[Required work] Tally how many lines of these entries hold the string "subtitle". Return the number alone.

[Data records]
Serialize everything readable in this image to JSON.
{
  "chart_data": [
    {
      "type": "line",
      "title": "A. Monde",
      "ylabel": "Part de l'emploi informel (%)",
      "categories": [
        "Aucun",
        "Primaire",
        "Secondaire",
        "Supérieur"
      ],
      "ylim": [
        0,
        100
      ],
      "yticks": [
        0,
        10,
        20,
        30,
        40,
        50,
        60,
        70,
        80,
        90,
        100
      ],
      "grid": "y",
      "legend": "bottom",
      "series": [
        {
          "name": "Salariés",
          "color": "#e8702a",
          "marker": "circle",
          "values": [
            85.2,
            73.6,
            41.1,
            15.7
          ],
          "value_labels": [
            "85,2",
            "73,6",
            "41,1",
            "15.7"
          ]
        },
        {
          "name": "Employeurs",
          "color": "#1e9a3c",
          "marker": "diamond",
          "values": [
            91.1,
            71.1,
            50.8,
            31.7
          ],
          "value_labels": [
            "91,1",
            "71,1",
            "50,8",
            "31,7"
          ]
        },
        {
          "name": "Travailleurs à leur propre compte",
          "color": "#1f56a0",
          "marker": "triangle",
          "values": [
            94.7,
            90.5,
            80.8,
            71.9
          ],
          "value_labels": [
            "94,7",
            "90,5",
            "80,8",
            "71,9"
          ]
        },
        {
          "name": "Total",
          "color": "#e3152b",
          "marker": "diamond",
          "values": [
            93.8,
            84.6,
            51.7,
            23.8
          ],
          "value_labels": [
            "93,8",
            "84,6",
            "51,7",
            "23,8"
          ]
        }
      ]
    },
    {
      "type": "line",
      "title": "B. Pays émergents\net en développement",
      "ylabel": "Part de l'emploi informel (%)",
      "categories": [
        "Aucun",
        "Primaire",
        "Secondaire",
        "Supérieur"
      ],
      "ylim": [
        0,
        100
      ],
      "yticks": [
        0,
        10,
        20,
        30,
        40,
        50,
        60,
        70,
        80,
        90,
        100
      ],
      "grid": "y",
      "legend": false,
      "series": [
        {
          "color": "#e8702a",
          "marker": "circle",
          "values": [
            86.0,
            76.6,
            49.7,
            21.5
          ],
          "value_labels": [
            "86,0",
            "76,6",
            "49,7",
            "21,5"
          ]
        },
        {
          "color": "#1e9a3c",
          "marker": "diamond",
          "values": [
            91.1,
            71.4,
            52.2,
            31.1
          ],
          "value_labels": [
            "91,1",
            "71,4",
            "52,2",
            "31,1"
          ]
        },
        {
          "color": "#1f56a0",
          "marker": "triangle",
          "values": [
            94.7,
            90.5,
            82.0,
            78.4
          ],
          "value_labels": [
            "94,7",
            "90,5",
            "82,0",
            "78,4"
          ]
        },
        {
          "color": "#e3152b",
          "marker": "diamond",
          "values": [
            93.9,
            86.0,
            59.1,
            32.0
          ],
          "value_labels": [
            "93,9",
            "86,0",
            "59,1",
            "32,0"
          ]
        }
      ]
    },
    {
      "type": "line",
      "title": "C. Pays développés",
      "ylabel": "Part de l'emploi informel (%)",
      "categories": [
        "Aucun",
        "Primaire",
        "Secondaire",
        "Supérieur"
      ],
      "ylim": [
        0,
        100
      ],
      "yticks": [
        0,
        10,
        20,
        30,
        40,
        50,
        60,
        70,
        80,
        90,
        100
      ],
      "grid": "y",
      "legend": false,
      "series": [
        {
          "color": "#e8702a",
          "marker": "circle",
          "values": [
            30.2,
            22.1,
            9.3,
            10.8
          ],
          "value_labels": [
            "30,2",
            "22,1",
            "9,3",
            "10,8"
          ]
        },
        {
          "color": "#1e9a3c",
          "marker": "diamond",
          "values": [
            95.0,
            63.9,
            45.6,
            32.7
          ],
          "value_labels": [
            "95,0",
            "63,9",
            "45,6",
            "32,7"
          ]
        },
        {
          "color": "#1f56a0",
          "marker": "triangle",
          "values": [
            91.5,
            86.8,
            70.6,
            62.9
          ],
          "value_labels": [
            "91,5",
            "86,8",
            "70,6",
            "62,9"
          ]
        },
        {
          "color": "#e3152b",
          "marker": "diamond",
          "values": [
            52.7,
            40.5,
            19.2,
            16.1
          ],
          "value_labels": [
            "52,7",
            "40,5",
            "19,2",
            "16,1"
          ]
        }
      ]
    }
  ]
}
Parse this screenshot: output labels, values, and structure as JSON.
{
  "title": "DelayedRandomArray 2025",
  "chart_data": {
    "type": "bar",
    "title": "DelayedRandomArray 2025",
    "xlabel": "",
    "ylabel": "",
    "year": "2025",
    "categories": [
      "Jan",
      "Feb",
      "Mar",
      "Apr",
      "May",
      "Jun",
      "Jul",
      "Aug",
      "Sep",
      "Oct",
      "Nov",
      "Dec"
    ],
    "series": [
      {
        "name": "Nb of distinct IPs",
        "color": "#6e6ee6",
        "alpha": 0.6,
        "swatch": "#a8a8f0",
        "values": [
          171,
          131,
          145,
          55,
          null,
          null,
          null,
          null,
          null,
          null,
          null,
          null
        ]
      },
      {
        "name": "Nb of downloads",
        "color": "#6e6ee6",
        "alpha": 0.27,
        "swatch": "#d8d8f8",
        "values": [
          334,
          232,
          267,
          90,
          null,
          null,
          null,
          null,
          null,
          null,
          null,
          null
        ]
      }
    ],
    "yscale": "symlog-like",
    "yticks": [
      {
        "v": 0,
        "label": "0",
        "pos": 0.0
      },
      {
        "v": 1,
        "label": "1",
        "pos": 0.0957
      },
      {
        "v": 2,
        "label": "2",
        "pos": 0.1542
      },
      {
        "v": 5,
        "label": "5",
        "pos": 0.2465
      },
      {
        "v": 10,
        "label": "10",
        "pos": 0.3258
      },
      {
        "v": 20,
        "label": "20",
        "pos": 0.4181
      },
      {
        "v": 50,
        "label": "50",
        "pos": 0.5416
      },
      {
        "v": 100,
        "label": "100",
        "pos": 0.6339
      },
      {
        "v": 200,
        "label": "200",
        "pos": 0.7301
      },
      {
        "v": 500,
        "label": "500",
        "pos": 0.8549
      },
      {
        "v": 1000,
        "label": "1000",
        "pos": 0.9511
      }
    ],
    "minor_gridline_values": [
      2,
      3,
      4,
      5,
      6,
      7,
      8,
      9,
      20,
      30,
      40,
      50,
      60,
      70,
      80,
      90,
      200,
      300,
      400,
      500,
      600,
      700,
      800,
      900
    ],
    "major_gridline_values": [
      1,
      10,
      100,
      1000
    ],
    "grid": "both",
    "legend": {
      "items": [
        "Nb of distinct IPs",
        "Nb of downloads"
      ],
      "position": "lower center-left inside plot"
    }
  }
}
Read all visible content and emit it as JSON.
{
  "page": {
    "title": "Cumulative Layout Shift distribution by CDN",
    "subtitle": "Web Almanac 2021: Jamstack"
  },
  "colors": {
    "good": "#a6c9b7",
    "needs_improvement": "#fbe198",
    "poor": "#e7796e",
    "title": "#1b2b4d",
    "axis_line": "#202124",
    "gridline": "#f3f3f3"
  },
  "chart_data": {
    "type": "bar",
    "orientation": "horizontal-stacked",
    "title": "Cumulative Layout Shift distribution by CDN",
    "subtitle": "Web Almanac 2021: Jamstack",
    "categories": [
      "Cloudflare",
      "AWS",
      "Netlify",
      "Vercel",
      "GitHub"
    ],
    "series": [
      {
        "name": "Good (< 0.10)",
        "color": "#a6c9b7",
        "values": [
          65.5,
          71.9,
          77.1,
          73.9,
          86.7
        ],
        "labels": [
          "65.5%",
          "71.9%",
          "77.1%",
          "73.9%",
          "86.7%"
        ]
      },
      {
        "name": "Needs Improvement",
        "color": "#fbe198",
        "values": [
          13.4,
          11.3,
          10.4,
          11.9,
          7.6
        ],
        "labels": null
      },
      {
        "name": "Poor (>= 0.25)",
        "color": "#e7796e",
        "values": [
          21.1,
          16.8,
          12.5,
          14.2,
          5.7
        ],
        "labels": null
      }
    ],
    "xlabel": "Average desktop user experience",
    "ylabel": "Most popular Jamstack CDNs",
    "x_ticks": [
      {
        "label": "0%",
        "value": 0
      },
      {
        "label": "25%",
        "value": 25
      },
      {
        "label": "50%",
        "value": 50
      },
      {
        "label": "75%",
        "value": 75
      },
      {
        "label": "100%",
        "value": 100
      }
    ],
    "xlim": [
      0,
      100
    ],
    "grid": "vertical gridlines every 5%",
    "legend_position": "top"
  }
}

[Output below] 2